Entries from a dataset
+ + +

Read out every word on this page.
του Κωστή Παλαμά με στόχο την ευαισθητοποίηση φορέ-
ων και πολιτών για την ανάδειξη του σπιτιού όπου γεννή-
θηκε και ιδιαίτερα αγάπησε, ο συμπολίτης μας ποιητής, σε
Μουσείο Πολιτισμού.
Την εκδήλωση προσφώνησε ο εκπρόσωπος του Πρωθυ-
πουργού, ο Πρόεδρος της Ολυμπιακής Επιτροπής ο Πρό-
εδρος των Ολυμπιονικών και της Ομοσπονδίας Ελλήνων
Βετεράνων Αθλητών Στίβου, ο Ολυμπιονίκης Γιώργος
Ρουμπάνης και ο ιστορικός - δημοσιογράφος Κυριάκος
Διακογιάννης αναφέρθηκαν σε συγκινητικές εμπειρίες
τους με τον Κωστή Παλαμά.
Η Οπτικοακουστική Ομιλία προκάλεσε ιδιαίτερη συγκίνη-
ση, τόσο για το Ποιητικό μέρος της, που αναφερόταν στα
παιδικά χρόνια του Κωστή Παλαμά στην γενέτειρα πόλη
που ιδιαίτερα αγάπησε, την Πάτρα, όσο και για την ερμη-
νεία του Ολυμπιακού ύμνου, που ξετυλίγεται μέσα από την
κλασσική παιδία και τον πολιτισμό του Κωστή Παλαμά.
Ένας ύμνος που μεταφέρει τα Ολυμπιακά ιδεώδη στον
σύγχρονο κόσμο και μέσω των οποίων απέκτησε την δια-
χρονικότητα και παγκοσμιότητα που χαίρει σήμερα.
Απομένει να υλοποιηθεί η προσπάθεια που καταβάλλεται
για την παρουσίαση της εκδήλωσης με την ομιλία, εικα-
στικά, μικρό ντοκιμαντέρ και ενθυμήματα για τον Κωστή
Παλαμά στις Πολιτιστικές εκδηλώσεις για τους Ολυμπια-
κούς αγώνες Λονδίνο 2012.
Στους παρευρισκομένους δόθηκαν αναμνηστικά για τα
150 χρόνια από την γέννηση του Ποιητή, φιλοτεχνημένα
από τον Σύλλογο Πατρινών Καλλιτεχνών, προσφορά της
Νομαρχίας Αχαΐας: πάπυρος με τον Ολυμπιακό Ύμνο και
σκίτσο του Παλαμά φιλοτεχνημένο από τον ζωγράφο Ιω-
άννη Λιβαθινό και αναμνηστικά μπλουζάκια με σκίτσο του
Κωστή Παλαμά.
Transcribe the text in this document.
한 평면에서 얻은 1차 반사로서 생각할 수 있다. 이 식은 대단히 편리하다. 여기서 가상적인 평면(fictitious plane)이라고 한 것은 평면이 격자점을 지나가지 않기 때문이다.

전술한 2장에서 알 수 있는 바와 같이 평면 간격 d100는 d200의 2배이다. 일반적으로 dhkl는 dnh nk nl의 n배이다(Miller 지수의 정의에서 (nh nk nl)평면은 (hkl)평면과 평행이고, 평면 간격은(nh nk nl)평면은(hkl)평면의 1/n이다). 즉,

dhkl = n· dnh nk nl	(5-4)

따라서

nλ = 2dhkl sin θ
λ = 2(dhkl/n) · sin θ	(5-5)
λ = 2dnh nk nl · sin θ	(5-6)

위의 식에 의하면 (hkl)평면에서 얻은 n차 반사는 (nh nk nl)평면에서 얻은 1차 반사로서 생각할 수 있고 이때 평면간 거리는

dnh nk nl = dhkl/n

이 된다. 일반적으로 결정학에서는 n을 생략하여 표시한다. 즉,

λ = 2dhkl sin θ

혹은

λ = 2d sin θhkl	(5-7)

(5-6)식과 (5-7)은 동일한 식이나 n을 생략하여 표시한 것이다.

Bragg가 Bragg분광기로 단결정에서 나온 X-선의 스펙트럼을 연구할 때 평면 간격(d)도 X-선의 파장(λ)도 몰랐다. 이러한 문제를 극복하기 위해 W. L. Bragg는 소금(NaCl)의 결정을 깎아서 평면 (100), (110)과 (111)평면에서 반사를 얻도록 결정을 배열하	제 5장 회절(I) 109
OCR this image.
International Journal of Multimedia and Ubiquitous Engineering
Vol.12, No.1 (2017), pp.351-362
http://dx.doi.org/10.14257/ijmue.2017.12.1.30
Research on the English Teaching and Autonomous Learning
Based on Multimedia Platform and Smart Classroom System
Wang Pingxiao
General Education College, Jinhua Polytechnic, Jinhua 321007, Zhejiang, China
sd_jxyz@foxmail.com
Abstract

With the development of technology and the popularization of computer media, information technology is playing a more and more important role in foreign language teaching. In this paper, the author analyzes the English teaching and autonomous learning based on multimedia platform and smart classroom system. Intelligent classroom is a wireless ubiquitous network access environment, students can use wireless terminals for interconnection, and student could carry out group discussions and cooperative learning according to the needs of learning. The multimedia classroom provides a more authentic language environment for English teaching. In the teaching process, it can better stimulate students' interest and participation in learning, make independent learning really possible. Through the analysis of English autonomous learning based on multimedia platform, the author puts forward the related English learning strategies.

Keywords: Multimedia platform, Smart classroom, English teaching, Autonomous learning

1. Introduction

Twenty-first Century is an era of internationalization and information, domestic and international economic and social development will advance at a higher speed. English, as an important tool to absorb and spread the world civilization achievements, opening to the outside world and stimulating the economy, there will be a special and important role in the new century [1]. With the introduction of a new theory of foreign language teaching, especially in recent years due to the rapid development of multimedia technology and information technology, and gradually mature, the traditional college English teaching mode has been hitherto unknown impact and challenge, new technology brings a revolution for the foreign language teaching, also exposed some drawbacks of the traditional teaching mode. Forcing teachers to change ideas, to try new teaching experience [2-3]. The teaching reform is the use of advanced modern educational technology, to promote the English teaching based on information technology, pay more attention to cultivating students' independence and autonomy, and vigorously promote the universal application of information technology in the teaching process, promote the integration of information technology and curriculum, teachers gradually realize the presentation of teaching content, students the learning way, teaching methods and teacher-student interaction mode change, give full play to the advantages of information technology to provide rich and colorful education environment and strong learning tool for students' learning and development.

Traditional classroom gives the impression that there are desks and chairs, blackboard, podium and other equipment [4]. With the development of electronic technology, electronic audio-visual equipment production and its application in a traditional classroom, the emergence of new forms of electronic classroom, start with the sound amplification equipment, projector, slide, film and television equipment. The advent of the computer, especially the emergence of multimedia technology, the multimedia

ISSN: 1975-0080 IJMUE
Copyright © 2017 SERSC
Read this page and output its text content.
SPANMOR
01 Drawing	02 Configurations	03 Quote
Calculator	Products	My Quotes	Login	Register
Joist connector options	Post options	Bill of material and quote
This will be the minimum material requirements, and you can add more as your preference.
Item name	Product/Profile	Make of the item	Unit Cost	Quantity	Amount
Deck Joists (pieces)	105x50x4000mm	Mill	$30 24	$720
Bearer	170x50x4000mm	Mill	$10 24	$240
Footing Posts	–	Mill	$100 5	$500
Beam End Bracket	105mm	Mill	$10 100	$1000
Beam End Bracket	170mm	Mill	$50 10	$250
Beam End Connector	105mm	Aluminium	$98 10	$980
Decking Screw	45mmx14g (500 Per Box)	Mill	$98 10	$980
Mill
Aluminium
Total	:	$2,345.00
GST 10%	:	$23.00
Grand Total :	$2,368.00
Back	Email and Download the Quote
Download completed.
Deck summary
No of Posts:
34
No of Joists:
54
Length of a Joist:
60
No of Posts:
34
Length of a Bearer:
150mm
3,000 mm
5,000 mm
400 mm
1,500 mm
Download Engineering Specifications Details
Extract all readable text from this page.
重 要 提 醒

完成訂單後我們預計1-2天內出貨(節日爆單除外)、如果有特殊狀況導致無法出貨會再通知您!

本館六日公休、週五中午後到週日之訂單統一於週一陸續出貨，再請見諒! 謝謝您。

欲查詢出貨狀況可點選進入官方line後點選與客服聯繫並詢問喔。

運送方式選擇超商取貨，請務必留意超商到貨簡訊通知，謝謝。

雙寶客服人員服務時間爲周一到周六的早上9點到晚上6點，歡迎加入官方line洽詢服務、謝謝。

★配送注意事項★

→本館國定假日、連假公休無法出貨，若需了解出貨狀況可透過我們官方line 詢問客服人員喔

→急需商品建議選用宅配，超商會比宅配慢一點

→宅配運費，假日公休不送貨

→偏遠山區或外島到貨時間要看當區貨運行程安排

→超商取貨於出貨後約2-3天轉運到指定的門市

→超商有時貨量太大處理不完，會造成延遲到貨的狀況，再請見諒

+ + +

• **EXERCISE INSTRUCTIONS**
Return every line in the listing that contains the word "Download".

• **RESULT OF THIS EXERCISE**
Back	Email and Download the Quote
Download completed.
Download Engineering Specifications Details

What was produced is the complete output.